**WHAT YOU WILL DO**
Copy out each line below exactly as it appears.

++++ RECORD SET ++++

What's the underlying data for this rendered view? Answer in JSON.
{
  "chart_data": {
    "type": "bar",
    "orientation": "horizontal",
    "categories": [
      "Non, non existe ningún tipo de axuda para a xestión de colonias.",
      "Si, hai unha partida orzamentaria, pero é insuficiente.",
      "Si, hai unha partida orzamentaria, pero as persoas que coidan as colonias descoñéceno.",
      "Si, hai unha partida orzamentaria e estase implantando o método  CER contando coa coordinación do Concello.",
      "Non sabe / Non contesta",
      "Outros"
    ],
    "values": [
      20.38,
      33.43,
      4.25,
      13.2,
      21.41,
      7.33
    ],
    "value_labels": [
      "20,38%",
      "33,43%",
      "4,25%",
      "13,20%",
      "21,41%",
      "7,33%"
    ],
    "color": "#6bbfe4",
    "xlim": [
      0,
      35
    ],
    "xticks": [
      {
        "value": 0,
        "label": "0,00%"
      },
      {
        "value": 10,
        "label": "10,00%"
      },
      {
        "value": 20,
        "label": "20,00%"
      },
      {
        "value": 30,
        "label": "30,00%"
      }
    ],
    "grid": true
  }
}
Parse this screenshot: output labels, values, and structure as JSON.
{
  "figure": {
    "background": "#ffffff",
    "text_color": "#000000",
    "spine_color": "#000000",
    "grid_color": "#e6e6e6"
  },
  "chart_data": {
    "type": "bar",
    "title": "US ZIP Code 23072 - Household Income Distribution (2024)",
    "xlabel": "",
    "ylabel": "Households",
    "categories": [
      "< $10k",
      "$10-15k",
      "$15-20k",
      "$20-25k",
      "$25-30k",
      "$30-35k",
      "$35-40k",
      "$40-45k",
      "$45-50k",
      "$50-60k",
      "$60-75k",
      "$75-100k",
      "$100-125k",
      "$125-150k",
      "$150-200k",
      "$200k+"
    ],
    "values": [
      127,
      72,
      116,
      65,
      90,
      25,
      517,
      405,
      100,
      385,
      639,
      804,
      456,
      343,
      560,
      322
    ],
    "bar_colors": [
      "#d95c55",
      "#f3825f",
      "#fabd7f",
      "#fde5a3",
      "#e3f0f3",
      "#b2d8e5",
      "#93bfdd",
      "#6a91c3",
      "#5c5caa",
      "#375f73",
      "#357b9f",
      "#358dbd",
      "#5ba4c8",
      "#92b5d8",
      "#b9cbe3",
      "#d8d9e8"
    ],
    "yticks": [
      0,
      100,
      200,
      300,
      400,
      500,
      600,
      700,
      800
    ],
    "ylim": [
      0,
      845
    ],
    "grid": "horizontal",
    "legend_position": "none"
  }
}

++++

**SOLUTION TO THIS TASK**
What's the underlying data for this rendered view? Answer in JSON.
{
  "chart_data": {
    "type": "bar",
    "orientation": "horizontal",
    "categories": [
      "Non, non existe ningún tipo de axuda para a xestión de colonias.",
      "Si, hai unha partida orzamentaria, pero é insuficiente.",
      "Si, hai unha partida orzamentaria, pero as persoas que coidan as colonias descoñéceno.",
      "Si, hai unha partida orzamentaria e estase implantando o método  CER contando coa coordinación do Concello.",
      "Non sabe / Non contesta",
      "Outros"
    ],
    "values": [
      20.38,
      33.43,
      4.25,
      13.2,
      21.41,
      7.33
    ],
    "value_labels": [
      "20,38%",
      "33,43%",
      "4,25%",
      "13,20%",
      "21,41%",
      "7,33%"
    ],
    "color": "#6bbfe4",
    "xlim": [
      0,
      35
    ],
    "xticks": [
      {
        "value": 0,
        "label": "0,00%"
      },
      {
        "value": 10,
        "label": "10,00%"
      },
      {
        "value": 20,
        "label": "20,00%"
      },
      {
        "value": 30,
        "label": "30,00%"
      }
    ],
    "grid": true
  }
}
Parse this screenshot: output labels, values, and structure as JSON.
{
  "figure": {
    "background": "#ffffff",
    "text_color": "#000000",
    "spine_color": "#000000",
    "grid_color": "#e6e6e6"
  },
  "chart_data": {
    "type": "bar",
    "title": "US ZIP Code 23072 - Household Income Distribution (2024)",
    "xlabel": "",
    "ylabel": "Households",
    "categories": [
      "< $10k",
      "$10-15k",
      "$15-20k",
      "$20-25k",
      "$25-30k",
      "$30-35k",
      "$35-40k",
      "$40-45k",
      "$45-50k",
      "$50-60k",
      "$60-75k",
      "$75-100k",
      "$100-125k",
      "$125-150k",
      "$150-200k",
      "$200k+"
    ],
    "values": [
      127,
      72,
      116,
      65,
      90,
      25,
      517,
      405,
      100,
      385,
      639,
      804,
      456,
      343,
      560,
      322
    ],
    "bar_colors": [
      "#d95c55",
      "#f3825f",
      "#fabd7f",
      "#fde5a3",
      "#e3f0f3",
      "#b2d8e5",
      "#93bfdd",
      "#6a91c3",
      "#5c5caa",
      "#375f73",
      "#357b9f",
      "#358dbd",
      "#5ba4c8",
      "#92b5d8",
      "#b9cbe3",
      "#d8d9e8"
    ],
    "yticks": [
      0,
      100,
      200,
      300,
      400,
      500,
      600,
      700,
      800
    ],
    "ylim": [
      0,
      845
    ],
    "grid": "horizontal",
    "legend_position": "none"
  }
}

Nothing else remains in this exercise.